> **DIRECTION**:
Where a line of the material contains the string "from", copy that line.

===== RECORDS FOR PROCESSING

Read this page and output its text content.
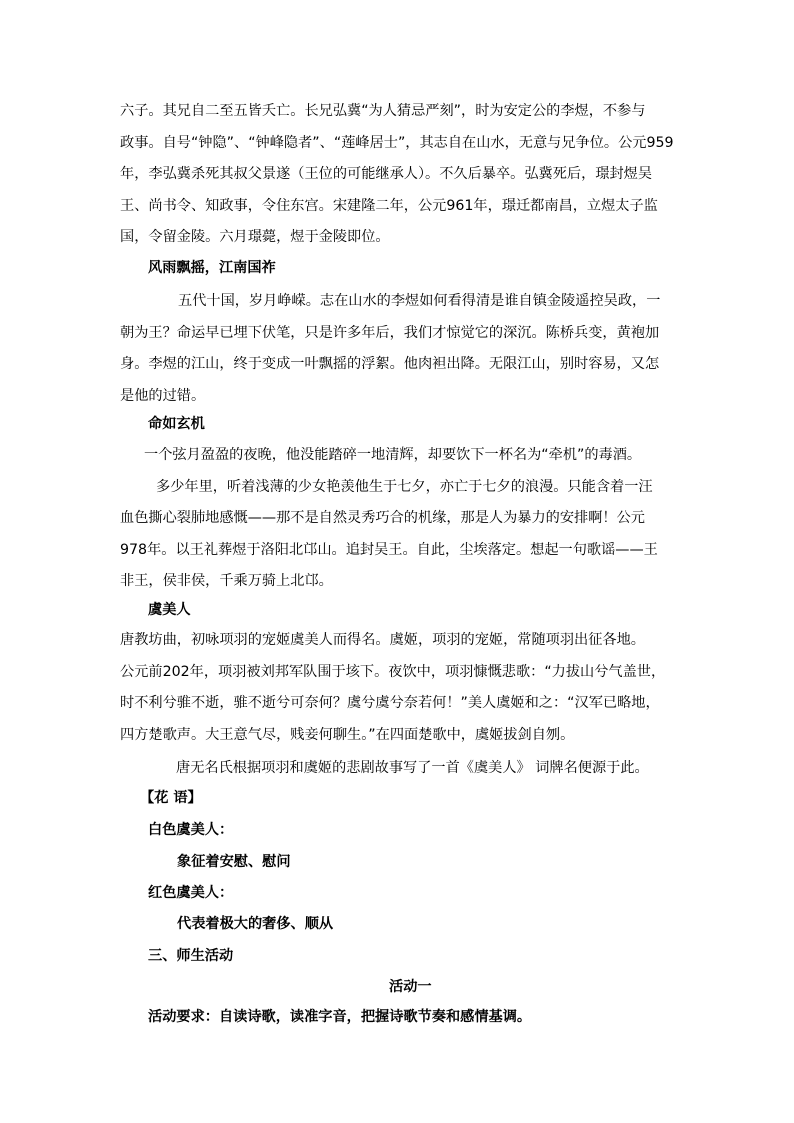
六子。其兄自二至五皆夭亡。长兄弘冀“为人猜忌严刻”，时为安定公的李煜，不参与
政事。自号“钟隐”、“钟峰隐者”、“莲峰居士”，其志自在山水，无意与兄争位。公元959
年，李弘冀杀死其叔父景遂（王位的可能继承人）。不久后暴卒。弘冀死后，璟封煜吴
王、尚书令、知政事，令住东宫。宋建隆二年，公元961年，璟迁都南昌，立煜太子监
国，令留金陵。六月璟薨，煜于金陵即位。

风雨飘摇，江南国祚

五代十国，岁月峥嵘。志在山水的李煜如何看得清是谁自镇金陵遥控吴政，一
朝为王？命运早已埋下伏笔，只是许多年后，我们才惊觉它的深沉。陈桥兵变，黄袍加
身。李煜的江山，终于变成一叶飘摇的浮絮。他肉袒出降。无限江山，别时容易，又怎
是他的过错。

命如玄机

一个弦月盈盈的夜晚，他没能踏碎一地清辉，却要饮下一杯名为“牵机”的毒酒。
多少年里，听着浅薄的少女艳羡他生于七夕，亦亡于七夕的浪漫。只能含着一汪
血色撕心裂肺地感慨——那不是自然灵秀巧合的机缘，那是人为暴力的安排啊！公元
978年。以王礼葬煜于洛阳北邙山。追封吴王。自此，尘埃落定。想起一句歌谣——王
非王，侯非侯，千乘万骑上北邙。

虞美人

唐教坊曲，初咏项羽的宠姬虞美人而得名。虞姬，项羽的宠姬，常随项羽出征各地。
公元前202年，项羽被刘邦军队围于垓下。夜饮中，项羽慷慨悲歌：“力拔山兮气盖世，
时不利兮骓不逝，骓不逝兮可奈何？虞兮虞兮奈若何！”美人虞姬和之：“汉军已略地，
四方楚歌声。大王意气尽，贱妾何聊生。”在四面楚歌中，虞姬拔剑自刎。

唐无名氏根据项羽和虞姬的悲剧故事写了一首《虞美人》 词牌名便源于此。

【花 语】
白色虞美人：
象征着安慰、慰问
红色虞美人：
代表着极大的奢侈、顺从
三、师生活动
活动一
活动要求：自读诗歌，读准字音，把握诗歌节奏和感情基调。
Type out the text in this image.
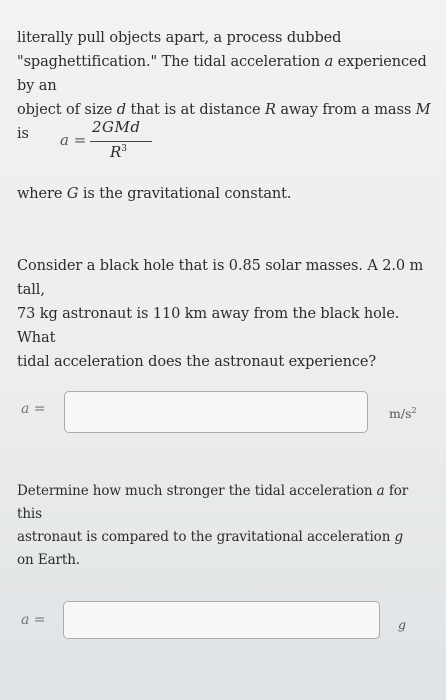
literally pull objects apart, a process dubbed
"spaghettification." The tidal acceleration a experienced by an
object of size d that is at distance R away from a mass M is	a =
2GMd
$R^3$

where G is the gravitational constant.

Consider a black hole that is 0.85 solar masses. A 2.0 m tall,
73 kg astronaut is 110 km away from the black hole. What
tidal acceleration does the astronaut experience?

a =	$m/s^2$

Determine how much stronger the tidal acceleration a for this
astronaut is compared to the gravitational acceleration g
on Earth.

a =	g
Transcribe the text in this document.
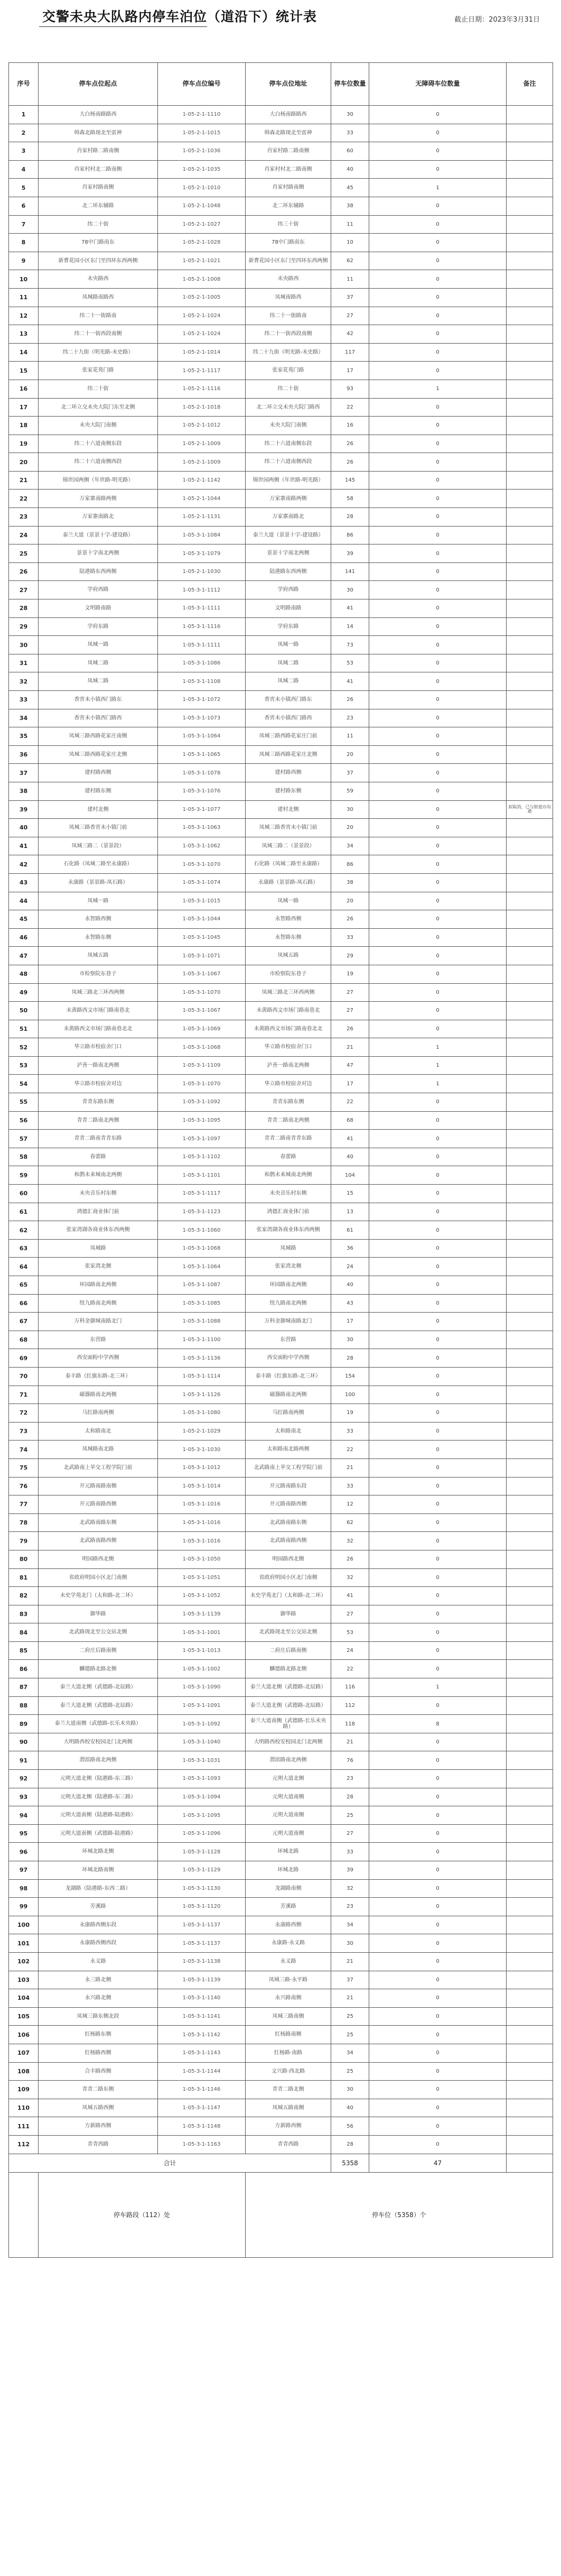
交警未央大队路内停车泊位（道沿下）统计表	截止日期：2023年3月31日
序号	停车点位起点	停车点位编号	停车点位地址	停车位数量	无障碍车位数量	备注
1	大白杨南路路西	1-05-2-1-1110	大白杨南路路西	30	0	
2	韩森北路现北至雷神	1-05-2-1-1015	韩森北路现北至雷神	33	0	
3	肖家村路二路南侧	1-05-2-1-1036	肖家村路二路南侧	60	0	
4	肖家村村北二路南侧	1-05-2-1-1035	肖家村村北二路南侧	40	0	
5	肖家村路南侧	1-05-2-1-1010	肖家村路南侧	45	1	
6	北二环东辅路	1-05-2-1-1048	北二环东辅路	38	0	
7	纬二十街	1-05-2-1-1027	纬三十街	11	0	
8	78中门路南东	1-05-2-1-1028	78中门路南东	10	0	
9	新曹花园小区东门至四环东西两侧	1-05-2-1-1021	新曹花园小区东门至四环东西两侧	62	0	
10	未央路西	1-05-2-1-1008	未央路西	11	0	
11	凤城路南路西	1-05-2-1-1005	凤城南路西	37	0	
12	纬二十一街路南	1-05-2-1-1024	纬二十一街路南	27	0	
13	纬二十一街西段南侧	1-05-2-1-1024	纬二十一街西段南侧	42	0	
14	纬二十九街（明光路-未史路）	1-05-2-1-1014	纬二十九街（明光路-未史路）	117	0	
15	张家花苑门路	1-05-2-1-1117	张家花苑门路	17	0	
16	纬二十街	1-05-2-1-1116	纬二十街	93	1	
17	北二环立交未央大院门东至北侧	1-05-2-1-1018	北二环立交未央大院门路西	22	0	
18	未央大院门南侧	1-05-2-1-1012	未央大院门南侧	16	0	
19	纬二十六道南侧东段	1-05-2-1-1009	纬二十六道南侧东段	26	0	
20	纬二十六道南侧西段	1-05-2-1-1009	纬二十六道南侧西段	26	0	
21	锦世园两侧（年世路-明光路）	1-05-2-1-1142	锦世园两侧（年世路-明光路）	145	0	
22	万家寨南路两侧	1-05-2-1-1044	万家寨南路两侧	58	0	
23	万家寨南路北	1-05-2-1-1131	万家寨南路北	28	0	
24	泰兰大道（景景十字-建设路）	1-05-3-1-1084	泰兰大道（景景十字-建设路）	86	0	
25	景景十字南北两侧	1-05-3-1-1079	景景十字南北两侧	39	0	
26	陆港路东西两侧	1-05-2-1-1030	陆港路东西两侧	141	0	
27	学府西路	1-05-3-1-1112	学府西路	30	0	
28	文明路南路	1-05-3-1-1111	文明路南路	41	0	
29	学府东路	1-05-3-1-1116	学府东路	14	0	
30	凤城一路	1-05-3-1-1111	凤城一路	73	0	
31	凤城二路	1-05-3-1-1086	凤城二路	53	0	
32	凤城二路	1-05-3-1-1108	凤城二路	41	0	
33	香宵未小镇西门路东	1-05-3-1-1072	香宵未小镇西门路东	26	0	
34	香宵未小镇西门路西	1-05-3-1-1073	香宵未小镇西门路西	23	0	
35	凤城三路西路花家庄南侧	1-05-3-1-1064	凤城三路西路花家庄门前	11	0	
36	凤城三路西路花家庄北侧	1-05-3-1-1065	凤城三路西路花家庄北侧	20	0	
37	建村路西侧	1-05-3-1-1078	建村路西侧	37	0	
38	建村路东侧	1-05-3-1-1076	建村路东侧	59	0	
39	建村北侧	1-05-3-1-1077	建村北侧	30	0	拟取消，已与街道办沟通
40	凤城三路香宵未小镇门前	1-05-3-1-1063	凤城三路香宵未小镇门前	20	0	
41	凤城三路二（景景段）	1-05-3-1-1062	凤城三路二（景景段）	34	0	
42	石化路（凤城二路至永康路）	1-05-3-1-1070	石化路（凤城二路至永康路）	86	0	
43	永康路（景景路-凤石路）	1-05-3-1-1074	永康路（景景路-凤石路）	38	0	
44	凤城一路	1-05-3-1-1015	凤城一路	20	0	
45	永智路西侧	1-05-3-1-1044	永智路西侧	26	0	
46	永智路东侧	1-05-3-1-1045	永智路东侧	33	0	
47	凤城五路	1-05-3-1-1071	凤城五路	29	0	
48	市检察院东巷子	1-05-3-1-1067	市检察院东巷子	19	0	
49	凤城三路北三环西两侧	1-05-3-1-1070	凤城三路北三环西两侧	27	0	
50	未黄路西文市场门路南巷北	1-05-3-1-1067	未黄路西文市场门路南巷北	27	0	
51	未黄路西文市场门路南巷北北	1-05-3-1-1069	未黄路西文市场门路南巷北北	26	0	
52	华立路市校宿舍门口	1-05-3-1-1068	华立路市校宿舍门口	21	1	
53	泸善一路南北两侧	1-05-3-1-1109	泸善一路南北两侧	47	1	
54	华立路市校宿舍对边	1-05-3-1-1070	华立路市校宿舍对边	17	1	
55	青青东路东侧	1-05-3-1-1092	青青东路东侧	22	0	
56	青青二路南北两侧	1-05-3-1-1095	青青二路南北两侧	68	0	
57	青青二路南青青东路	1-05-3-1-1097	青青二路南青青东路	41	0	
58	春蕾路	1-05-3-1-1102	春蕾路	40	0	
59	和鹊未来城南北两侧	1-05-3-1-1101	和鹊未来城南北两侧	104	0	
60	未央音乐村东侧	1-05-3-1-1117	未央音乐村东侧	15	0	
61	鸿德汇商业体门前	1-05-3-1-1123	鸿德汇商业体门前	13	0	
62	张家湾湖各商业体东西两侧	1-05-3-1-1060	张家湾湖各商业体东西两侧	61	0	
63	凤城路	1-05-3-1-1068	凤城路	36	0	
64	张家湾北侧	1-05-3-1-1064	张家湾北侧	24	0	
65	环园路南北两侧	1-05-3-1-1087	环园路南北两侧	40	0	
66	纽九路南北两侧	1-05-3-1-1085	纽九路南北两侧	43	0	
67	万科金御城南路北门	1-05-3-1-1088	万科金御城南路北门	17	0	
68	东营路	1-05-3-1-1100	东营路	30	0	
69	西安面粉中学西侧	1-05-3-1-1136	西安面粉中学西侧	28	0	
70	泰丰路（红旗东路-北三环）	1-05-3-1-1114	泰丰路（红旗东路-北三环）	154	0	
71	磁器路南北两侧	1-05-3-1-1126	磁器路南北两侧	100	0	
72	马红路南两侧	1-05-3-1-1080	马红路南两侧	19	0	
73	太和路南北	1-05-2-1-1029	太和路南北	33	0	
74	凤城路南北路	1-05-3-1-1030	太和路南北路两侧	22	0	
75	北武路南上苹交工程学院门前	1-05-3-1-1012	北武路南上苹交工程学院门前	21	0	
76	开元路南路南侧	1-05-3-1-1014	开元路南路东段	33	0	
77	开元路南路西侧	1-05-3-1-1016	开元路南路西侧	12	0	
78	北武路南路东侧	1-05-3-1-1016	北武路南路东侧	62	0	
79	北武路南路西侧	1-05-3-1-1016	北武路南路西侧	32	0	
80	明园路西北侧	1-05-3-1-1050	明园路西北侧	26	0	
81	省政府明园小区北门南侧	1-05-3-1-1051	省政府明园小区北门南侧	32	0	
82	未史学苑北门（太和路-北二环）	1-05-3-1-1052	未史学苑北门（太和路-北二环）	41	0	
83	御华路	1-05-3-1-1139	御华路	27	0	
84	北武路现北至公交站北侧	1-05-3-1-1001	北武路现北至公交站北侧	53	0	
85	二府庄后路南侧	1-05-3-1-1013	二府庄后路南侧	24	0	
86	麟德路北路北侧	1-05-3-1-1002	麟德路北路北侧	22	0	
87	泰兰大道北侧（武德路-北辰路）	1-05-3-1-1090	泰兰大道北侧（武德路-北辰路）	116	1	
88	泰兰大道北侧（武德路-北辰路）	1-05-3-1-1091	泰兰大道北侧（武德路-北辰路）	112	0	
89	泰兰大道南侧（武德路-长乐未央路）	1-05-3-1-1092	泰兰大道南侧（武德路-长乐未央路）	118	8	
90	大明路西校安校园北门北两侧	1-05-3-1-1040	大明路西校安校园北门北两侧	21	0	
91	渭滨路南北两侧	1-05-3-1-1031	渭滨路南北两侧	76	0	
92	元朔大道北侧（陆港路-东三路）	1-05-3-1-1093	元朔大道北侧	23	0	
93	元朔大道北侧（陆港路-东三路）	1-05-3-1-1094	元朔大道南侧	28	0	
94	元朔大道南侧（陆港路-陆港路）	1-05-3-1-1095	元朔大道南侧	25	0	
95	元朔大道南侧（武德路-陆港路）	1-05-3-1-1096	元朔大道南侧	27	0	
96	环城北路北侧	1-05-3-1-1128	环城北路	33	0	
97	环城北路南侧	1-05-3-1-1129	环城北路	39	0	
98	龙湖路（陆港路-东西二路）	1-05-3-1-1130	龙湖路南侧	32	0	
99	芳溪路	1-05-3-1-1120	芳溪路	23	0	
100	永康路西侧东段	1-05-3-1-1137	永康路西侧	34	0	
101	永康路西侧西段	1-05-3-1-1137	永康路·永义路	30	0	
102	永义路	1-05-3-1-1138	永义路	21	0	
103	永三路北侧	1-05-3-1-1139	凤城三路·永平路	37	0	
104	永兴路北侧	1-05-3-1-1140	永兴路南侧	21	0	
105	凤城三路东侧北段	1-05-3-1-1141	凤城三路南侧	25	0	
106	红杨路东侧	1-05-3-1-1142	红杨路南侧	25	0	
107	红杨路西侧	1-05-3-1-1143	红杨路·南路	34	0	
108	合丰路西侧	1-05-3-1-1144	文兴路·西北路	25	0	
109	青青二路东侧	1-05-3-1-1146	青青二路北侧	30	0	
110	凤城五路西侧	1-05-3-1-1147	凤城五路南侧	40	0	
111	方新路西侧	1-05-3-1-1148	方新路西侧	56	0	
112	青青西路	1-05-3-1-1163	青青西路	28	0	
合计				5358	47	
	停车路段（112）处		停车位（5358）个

==========
===== RECORDS FOR PROCESSING

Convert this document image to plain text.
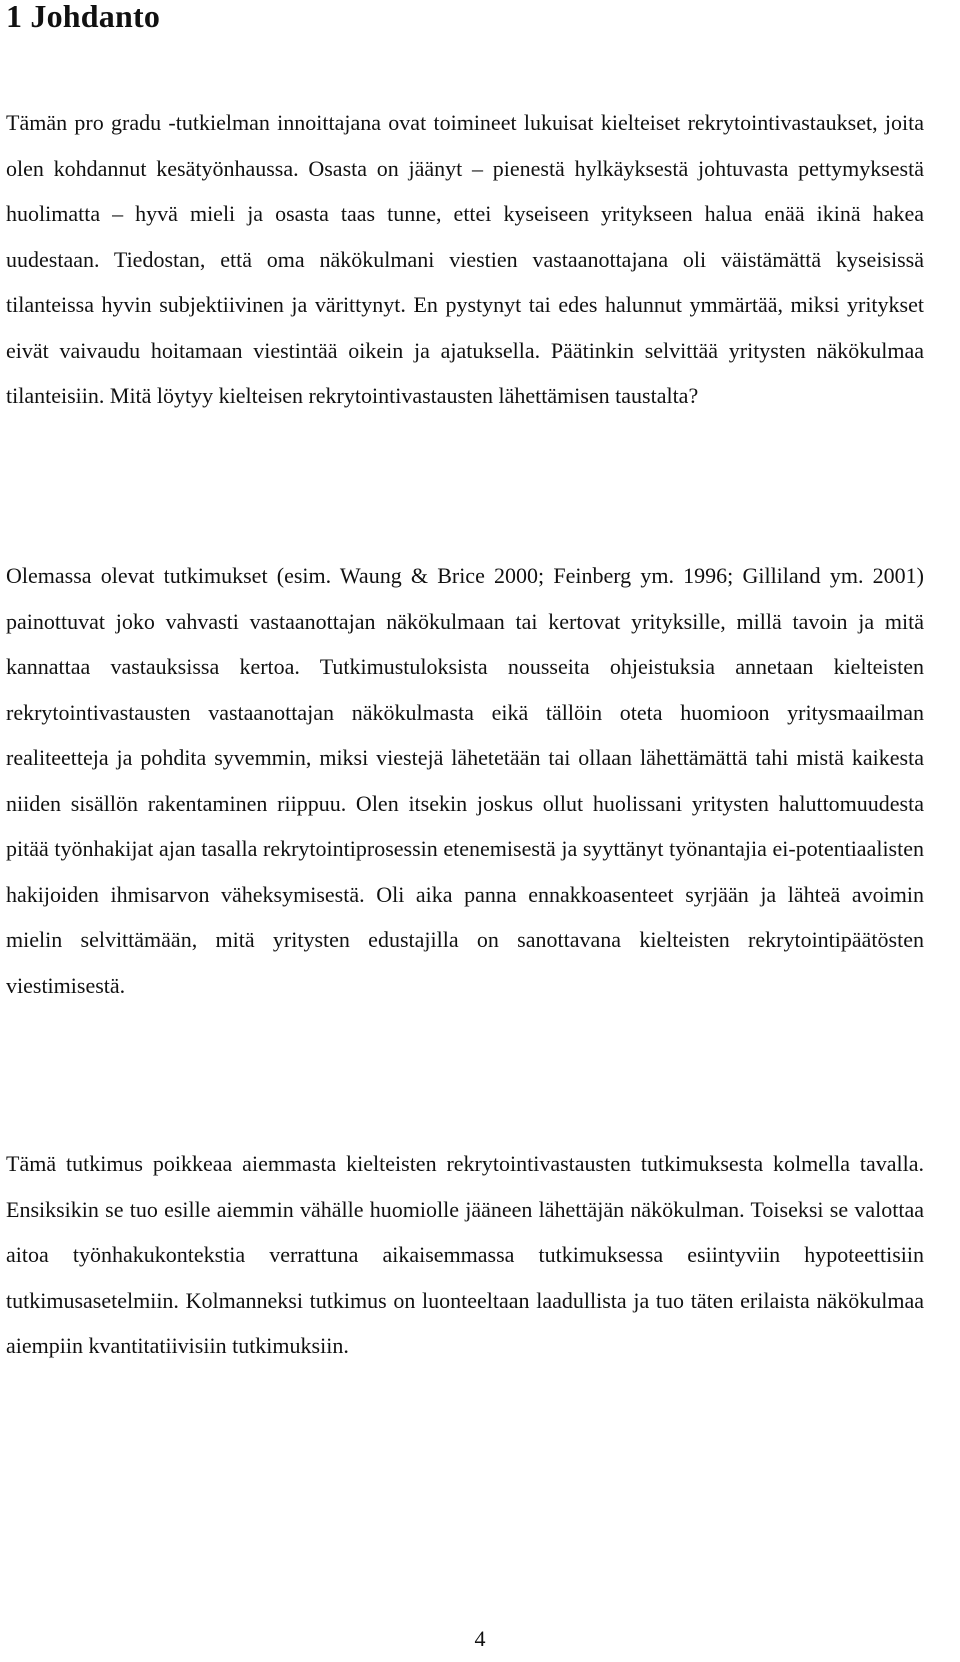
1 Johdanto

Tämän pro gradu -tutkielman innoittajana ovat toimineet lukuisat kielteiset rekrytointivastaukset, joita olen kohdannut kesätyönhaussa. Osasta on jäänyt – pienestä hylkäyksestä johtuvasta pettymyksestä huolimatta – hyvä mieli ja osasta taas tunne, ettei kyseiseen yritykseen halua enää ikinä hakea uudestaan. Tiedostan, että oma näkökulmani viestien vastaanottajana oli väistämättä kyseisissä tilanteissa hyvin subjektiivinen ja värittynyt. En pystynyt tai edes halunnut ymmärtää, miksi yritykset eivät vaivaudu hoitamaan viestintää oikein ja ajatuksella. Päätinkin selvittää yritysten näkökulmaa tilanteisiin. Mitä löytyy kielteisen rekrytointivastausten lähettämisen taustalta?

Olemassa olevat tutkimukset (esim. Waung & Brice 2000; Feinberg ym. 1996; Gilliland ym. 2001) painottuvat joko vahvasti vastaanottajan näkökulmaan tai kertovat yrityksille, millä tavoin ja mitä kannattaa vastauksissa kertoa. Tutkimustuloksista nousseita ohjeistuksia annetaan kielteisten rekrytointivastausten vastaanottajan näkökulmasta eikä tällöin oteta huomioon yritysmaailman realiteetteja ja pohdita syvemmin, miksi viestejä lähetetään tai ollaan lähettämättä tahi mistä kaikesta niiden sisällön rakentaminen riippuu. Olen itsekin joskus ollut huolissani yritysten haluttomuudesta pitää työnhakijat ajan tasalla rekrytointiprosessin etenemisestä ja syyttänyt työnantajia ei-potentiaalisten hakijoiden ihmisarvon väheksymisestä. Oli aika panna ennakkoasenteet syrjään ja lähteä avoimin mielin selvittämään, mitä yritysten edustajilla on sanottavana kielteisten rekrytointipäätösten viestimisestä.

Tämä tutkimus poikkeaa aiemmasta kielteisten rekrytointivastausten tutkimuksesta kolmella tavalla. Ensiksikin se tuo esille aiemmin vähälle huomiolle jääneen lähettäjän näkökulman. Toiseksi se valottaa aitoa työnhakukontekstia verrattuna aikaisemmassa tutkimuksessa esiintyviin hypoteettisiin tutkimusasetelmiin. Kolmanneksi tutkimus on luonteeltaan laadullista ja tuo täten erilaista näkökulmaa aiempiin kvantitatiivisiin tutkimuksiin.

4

==========

> **REPLY TO THE EXERCISE**:
object of size d that is at distance R away from a mass M is	a =
73 kg astronaut is 110 km away from the black hole. What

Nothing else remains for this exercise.